-- DATASET CONTENT --
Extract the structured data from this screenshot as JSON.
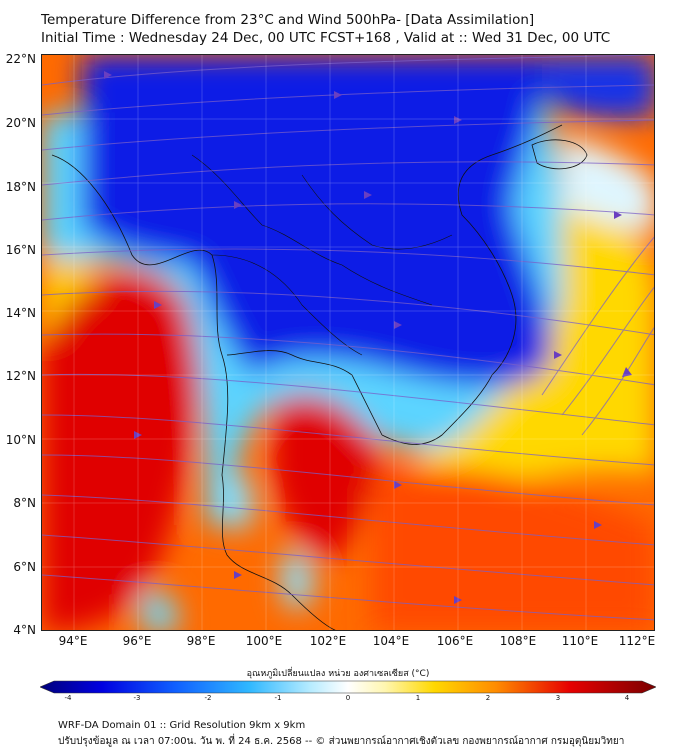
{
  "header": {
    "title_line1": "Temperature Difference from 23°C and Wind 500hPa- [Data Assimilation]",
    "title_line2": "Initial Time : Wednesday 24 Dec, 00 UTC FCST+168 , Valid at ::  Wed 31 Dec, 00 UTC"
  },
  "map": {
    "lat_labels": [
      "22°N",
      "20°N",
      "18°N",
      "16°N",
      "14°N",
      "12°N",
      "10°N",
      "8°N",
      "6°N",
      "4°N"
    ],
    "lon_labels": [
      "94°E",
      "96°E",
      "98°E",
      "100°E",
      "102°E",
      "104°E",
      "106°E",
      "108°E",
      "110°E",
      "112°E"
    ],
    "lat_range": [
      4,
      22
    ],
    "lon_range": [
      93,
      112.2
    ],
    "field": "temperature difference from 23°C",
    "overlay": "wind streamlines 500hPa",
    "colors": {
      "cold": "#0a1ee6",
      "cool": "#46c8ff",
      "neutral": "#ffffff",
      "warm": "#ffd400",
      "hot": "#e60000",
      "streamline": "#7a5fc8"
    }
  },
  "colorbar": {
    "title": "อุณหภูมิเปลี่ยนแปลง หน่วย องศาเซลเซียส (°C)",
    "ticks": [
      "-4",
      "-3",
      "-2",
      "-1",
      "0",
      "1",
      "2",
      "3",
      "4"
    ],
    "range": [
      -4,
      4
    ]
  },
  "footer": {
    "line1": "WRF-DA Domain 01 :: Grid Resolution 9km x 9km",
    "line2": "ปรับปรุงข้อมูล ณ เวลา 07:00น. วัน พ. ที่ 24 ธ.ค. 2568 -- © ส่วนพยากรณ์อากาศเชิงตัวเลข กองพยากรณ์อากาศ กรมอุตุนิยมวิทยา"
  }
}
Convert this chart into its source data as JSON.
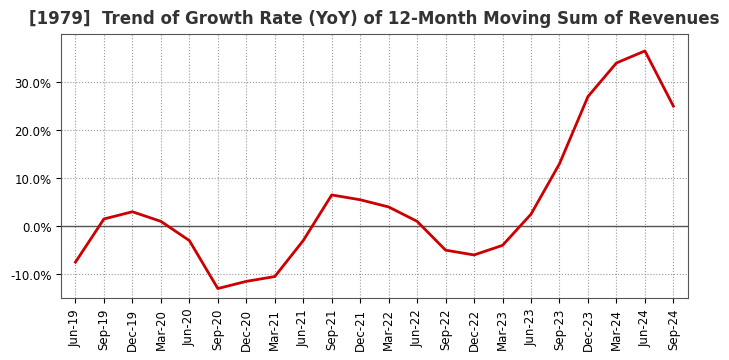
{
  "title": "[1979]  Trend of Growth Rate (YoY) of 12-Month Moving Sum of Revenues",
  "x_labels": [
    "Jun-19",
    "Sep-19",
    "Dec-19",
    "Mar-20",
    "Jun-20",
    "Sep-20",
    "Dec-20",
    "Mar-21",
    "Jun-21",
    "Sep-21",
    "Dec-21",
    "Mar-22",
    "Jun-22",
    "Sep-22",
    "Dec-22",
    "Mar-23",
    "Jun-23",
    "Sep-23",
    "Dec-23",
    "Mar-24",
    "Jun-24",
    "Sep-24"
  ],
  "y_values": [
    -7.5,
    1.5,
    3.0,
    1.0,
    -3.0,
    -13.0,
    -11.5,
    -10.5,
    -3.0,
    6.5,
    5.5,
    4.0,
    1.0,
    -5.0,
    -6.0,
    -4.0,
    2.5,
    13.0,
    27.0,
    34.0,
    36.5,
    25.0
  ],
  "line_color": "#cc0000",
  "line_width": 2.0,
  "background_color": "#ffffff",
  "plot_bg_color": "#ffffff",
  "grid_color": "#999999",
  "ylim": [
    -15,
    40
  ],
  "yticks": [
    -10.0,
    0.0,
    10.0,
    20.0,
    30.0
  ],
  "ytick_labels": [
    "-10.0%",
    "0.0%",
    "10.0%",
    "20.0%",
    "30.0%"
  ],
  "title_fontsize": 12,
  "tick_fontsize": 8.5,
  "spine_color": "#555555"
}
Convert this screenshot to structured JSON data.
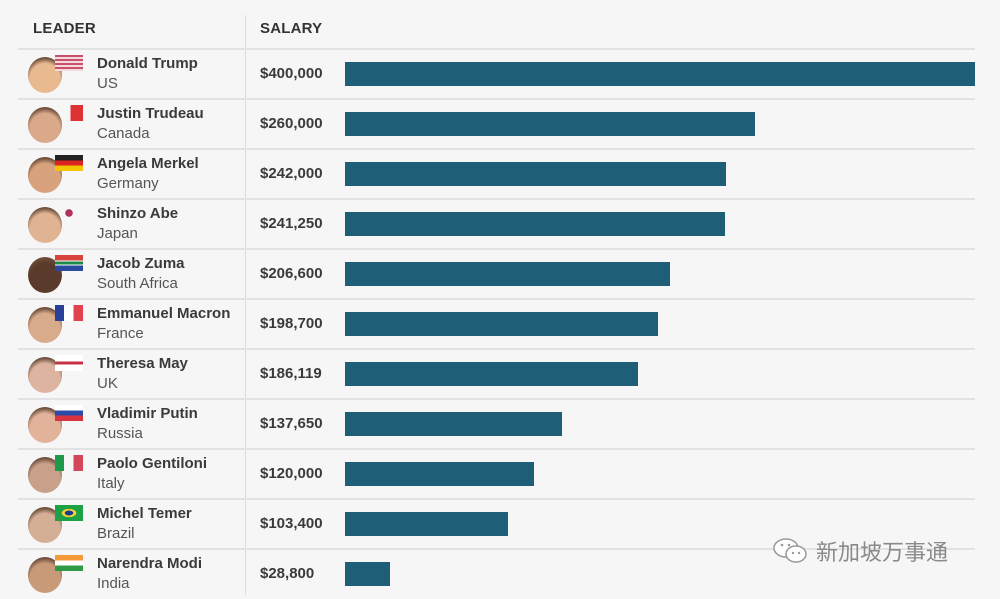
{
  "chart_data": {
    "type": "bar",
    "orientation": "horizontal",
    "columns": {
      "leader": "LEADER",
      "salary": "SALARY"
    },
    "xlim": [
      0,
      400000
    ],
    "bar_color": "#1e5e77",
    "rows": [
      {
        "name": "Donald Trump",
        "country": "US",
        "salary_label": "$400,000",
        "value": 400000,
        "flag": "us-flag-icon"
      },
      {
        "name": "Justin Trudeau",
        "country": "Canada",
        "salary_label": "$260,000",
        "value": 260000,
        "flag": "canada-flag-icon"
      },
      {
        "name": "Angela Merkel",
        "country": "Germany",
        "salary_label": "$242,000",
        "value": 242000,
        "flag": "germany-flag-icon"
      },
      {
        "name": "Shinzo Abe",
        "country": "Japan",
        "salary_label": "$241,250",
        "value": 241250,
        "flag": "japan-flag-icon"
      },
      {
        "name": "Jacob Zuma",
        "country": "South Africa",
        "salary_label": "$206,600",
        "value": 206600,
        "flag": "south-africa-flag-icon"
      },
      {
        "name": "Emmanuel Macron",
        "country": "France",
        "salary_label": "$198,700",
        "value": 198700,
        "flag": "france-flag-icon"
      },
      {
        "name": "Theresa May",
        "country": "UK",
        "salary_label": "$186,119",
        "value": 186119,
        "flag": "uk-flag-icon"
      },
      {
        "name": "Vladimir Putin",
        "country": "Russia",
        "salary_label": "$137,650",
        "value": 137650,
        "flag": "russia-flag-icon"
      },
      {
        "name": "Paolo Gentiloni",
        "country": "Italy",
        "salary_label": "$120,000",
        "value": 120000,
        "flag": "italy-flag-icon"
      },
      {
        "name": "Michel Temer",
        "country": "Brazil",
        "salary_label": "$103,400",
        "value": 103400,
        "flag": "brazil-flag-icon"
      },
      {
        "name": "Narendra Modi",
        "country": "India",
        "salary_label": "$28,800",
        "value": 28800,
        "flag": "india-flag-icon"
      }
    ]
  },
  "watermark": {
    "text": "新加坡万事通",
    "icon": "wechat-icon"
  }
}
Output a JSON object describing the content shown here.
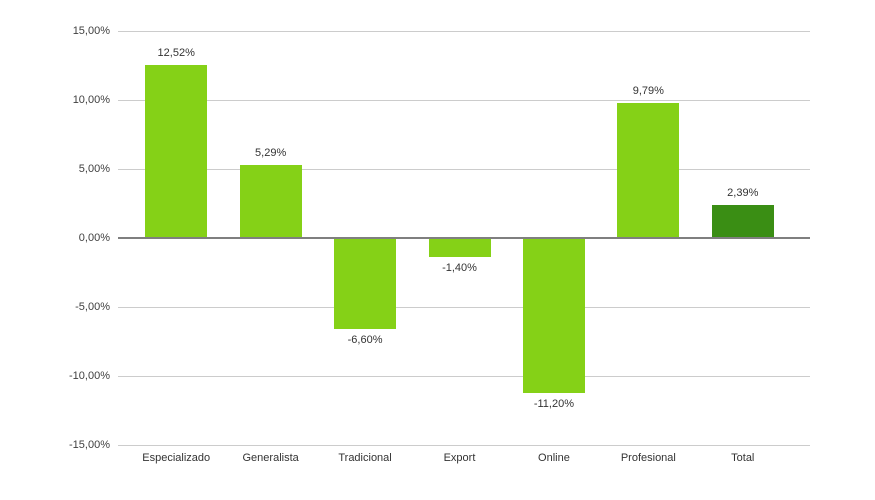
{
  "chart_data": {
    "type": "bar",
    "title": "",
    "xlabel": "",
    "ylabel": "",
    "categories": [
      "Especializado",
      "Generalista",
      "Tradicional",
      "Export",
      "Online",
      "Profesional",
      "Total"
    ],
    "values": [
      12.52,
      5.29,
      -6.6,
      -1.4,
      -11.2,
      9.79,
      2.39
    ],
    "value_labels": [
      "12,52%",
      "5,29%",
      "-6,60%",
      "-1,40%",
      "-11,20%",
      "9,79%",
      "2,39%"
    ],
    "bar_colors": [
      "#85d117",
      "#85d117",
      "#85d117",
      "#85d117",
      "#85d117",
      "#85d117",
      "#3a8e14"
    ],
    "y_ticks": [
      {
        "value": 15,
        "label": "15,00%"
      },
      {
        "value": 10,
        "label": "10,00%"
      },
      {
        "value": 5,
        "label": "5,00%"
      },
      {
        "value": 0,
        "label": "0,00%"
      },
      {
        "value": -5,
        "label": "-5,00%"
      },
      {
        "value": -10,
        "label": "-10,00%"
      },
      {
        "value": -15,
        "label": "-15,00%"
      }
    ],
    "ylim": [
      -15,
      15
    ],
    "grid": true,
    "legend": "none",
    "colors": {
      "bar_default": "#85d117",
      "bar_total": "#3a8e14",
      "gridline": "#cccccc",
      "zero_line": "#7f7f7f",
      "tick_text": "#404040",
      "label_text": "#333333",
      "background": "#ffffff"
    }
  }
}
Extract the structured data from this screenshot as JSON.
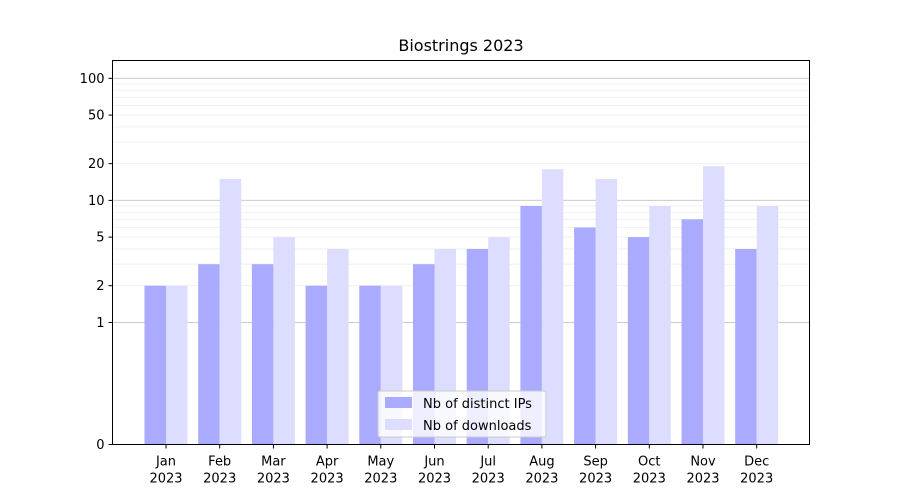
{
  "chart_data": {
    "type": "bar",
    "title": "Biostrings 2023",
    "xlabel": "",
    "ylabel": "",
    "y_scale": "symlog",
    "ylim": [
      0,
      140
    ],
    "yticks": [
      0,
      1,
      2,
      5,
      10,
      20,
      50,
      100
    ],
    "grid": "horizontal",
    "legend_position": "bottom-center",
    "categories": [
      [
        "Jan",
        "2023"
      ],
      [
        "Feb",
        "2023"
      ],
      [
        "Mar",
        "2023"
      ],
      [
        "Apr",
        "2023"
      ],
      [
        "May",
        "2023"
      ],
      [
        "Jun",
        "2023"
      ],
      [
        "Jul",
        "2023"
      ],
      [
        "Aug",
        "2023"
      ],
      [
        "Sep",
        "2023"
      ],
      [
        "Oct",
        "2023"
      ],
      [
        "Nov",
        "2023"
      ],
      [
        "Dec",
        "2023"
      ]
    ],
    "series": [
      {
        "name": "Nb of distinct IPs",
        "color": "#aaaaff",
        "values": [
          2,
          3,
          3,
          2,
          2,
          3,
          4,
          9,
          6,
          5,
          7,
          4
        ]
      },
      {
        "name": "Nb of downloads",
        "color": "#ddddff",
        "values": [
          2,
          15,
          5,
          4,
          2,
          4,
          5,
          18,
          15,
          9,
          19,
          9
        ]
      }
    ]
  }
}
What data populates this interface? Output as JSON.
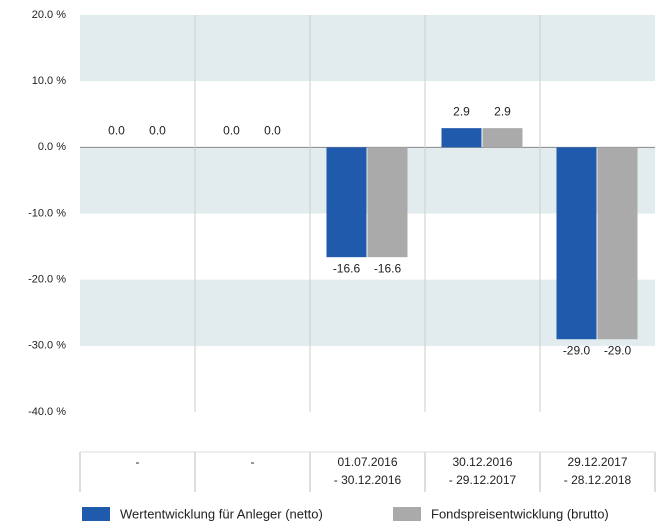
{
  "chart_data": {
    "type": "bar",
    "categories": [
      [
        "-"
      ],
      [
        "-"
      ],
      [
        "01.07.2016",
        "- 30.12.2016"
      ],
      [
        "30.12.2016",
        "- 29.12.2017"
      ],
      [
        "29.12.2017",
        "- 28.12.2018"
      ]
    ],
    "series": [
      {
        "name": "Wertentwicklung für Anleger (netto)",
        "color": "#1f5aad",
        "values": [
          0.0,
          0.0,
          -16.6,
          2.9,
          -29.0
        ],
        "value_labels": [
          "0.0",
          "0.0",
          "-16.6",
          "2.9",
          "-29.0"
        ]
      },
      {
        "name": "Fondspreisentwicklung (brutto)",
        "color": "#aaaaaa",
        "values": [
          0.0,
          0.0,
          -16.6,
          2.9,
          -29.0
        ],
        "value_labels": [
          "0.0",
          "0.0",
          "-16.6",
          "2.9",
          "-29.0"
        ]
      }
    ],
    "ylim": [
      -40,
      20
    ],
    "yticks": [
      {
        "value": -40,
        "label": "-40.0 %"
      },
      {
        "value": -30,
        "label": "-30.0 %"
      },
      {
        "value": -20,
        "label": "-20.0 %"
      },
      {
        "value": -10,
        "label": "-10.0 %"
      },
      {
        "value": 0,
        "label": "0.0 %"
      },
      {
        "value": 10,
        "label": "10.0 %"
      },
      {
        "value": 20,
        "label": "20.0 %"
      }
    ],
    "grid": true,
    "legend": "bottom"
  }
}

-- WHAT THIS TASK INVOLVES --
Show the lines of the data that hold the word "Output".

-- COMPLETED TASK --
Output a JSON object describing the content shown here.
What data populates this interface? Output as JSON.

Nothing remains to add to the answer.